Stored data entries:
☆ ☆ ☆
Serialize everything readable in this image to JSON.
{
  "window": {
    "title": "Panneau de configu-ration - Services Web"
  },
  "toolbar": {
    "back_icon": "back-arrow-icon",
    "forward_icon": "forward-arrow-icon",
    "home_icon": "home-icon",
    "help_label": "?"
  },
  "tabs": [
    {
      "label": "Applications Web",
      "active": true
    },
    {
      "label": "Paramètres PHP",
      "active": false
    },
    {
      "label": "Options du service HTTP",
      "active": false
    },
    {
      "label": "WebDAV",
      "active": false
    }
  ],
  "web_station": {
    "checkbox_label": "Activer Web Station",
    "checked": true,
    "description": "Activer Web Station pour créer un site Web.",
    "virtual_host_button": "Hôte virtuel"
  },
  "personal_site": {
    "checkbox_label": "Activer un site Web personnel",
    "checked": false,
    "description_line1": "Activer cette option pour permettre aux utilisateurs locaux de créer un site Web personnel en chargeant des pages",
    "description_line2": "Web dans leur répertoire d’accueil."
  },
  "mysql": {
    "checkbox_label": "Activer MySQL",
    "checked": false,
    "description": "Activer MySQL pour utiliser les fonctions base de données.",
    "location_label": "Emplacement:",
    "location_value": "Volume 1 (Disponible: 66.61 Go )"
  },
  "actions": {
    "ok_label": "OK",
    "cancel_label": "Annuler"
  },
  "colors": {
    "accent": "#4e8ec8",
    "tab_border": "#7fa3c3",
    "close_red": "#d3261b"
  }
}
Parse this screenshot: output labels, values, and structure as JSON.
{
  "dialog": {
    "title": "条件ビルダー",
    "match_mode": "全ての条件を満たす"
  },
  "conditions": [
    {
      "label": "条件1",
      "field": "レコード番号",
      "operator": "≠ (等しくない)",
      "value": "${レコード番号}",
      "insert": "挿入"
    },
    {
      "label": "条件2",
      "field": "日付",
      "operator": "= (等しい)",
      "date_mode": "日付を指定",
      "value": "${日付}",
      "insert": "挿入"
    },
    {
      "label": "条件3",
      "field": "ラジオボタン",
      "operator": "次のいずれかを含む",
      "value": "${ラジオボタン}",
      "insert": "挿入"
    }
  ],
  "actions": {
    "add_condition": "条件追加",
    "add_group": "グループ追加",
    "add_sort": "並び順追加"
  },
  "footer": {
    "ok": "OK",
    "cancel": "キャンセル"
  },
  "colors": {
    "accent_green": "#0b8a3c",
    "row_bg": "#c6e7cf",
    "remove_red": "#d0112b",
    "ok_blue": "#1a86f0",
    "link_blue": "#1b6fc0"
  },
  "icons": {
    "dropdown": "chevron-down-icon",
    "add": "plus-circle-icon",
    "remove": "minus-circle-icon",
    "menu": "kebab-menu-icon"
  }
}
☆ ☆ ☆
> **Task details**
Each line holding "arrow" must be found and copied.

> **Correct response**
    "back_icon": "back-arrow-icon",
    "forward_icon": "forward-arrow-icon",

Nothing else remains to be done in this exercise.